====== DOCUMENT PASSAGE
Lesson Z1 last edited 1mar15
\section{Introduction}
This lessons explains how, $\mathbb{C}$, the \textit{Field of Complex Numbers}
is ideally suited to describe the geometry of the Cartesian plane, just as
the field \mathbb{R} of real describes the points on a line. As everyone knows
from high school, the quadratic equation $a x^2 + b x + c =0 $ has
solution $x = \frac{-b\pm \sqrt{b^2 - 4ac}}{2a}$, provided that $b^2 \ge 4ac$.
Cardano (1545) discovered that the quadratic equation always has two solutions
(we count $x=0$ as a double-solution) if we admit $i = \sqrt{-1}$ as a
number. Thus $x^2+1 =0$ has the solutions $\pm i$.
Indeed, all polynomial equations has solutions in \matbb{C}. Over the subsequent
three centuries, complex numbers were fully integrated into mathematics
and its applications. Only the fact that there is no analogous way of
treating points in 3-space, where we live and do our physics, led to the
contemporary dominance of vectors over complex numbers in college. For our
present purposes we chiefly exploit the notational and conceptual efficiency of
complex numbers over 2-dimensional vector notation. In particular, the
frequent source of confusion in reading a pair, $(x,y)$ either as the point
in the Cartesian plane with coordinates $x$ and $y$, and the vector with
components $x$ and $y$ is eliminated.
\subsection{Complex numbers and 2-vectors}
We identify the point $P=(x,y)$ in the cartesian plane with the complex
number $z =x +iy$. Addition and subtraction of complex numbers is defined
to be component wise, exactly as with vectors. However, we consider the
real numbers to be part of the complex numbers.
There are two products defined for vectors, the scalar and the dot-product.
The scalar product of a vector by a real-number corresponds to the
complex product of a real and a complex number. Thus
\begin{eqnarray*}
rP = r(x,y) &= &(rx,ry) \\
\mbox{ becomes: } r(x+iy) &=& rx + iry \\
\end{eqnarray*}
As you see, multiplication looks like multiplying polynomials. Thus
\[ (x+iy)(u+iv) = xy + iyu + xiv + yv i^2 = (xy - uv)+i(xy + yv) .\]
is an algebraic computation, not an abstract rule or definition.
Vectors also have a dot product, but the dot product of two vectors
is not a vector, it is a real number. This blemish is removed as follows.
First, let us define the \textit{conjugate of a complex number } as follows:
\begin{eqnarray*}
\mbox{a complex number: } z &=& x + iy \\
\mbox{has conjugate: } \bar{z} &=& x -iy \\
\end{eqnarray*}
Next, calculate that
\[ z\bar{w} = \bar{z} w = (xu+yv) + i (xv - yu) \]
and then note that this product contains \textbf{both} products
of vectors,
\begin{eqnarray*}
\mbox{dot product: } \mathfrak{Re}(z\bar{w}) = xu+yv &=& (x,y)\cdot (u,v) \\
\mbox{determinant: } \mathfrak{Im}(z\bar{w}) = xv-yu &=&
\left|
\begin{array}{cc}
x & u \\
y & v \\
\end{array}
\right| \\
\end{eqnarray*}
Note that the two parts that make up the complext number have their own special
names, which are part of the vocabulary of the subject.
============
> SHORT PROBLEM 1
Echo back the stretch of the complex numbers lesson from "Cardano (1545) discovered" through "solutions $\pm i$.", word for word.
====== SUPPLIED INFORMATION
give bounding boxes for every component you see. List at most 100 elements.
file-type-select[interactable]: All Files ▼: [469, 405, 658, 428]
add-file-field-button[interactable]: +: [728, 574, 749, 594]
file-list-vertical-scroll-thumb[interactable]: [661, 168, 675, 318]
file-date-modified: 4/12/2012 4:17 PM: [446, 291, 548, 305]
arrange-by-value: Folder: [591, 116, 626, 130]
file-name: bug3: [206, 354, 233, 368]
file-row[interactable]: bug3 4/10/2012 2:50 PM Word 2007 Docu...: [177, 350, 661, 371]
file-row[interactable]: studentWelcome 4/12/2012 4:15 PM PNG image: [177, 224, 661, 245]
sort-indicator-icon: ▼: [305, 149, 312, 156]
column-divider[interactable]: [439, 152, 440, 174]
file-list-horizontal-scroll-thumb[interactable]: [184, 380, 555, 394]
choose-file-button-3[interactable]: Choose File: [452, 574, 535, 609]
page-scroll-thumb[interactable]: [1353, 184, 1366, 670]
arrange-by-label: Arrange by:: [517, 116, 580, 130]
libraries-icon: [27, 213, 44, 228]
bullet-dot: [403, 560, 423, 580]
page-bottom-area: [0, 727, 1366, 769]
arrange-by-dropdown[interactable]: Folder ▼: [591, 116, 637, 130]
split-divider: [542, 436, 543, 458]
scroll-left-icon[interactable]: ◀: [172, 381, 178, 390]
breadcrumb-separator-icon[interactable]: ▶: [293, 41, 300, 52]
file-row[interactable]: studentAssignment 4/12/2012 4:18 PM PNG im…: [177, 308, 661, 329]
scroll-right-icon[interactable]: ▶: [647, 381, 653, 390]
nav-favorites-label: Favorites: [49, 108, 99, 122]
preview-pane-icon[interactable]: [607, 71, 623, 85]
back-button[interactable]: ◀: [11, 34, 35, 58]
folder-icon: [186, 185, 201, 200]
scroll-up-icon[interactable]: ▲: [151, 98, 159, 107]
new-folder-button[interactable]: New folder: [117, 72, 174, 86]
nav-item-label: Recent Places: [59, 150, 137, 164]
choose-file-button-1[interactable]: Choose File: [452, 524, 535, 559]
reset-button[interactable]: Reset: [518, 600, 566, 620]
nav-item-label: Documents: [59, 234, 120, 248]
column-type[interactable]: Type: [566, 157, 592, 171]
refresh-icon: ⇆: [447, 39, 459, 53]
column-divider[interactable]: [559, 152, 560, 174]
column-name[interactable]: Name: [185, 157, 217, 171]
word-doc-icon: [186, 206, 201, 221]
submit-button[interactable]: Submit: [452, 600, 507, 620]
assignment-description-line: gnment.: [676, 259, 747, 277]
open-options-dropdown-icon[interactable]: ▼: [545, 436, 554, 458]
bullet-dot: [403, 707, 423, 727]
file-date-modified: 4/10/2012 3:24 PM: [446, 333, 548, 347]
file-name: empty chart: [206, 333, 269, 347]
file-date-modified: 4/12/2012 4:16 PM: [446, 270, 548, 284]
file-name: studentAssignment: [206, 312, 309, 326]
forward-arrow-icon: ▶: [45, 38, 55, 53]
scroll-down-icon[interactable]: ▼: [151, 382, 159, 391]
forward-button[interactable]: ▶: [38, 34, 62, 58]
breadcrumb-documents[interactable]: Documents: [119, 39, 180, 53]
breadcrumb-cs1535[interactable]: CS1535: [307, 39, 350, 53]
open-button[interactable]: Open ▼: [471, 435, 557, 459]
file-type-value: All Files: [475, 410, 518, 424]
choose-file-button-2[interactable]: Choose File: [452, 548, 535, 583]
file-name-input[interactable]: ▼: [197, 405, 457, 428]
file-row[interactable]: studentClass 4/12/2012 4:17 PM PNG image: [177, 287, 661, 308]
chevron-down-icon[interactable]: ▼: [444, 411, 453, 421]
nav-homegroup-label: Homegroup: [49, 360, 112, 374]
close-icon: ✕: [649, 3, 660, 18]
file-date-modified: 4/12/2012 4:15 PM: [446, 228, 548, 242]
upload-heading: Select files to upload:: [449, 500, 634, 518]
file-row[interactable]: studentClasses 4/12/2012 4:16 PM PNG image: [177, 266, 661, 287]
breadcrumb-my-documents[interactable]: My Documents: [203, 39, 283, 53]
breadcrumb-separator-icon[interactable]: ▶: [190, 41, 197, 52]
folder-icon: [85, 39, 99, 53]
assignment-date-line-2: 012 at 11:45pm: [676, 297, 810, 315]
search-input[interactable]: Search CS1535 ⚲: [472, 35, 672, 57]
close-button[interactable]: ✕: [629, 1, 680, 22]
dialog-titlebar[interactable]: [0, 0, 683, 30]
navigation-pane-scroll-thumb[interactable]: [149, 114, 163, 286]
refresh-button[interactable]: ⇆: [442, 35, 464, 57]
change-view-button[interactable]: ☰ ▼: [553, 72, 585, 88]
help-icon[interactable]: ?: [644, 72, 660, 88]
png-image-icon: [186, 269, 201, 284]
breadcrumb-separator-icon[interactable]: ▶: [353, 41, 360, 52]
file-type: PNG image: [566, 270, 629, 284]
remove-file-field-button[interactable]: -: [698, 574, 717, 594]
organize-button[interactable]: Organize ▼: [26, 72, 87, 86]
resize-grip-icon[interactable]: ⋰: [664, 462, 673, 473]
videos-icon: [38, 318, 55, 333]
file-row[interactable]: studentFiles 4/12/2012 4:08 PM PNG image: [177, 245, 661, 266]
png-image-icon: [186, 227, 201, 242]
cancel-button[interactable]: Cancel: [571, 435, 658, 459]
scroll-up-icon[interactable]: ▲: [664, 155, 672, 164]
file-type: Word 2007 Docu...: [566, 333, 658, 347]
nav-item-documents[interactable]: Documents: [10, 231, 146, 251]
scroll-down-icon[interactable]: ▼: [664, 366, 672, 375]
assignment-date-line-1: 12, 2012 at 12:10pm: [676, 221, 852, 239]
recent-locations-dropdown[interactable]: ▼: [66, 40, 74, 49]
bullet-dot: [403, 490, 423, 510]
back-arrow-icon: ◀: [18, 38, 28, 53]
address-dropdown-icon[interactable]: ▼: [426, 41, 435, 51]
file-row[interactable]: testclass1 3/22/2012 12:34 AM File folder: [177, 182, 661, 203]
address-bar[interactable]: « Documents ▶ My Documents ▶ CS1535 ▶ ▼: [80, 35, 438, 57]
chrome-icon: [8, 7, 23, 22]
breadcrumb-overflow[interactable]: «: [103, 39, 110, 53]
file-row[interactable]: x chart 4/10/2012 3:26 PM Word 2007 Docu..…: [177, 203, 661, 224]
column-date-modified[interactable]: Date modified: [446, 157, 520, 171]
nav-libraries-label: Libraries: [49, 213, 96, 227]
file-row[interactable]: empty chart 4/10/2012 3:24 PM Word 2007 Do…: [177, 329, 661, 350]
============
> SHORT PROBLEM 2
Duplicate the stretch of entries from the first one through the line containing "nav-item-label: Documents: [59, 234, 120, 248]", reproducing each line unchanged.

> EXPECTED ANSWER 1
Cardano (1545) discovered that the quadratic equation always has two solutions
(we count $x=0$ as a double-solution) if we admit $i = \sqrt{-1}$ as a
number. Thus $x^2+1 =0$ has the solutions $\pm i$.

> EXPECTED ANSWER 2
give bounding boxes for every component you see. List at most 100 elements.
file-type-select[interactable]: All Files ▼: [469, 405, 658, 428]
add-file-field-button[interactable]: +: [728, 574, 749, 594]
file-list-vertical-scroll-thumb[interactable]: [661, 168, 675, 318]
file-date-modified: 4/12/2012 4:17 PM: [446, 291, 548, 305]
arrange-by-value: Folder: [591, 116, 626, 130]
file-name: bug3: [206, 354, 233, 368]
file-row[interactable]: bug3 4/10/2012 2:50 PM Word 2007 Docu...: [177, 350, 661, 371]
file-row[interactable]: studentWelcome 4/12/2012 4:15 PM PNG image: [177, 224, 661, 245]
sort-indicator-icon: ▼: [305, 149, 312, 156]
column-divider[interactable]: [439, 152, 440, 174]
file-list-horizontal-scroll-thumb[interactable]: [184, 380, 555, 394]
choose-file-button-3[interactable]: Choose File: [452, 574, 535, 609]
page-scroll-thumb[interactable]: [1353, 184, 1366, 670]
arrange-by-label: Arrange by:: [517, 116, 580, 130]
libraries-icon: [27, 213, 44, 228]
bullet-dot: [403, 560, 423, 580]
page-bottom-area: [0, 727, 1366, 769]
arrange-by-dropdown[interactable]: Folder ▼: [591, 116, 637, 130]
split-divider: [542, 436, 543, 458]
scroll-left-icon[interactable]: ◀: [172, 381, 178, 390]
breadcrumb-separator-icon[interactable]: ▶: [293, 41, 300, 52]
file-row[interactable]: studentAssignment 4/12/2012 4:18 PM PNG im…: [177, 308, 661, 329]
scroll-right-icon[interactable]: ▶: [647, 381, 653, 390]
nav-favorites-label: Favorites: [49, 108, 99, 122]
preview-pane-icon[interactable]: [607, 71, 623, 85]
back-button[interactable]: ◀: [11, 34, 35, 58]
folder-icon: [186, 185, 201, 200]
scroll-up-icon[interactable]: ▲: [151, 98, 159, 107]
new-folder-button[interactable]: New folder: [117, 72, 174, 86]
nav-item-label: Recent Places: [59, 150, 137, 164]
choose-file-button-1[interactable]: Choose File: [452, 524, 535, 559]
reset-button[interactable]: Reset: [518, 600, 566, 620]
nav-item-label: Documents: [59, 234, 120, 248]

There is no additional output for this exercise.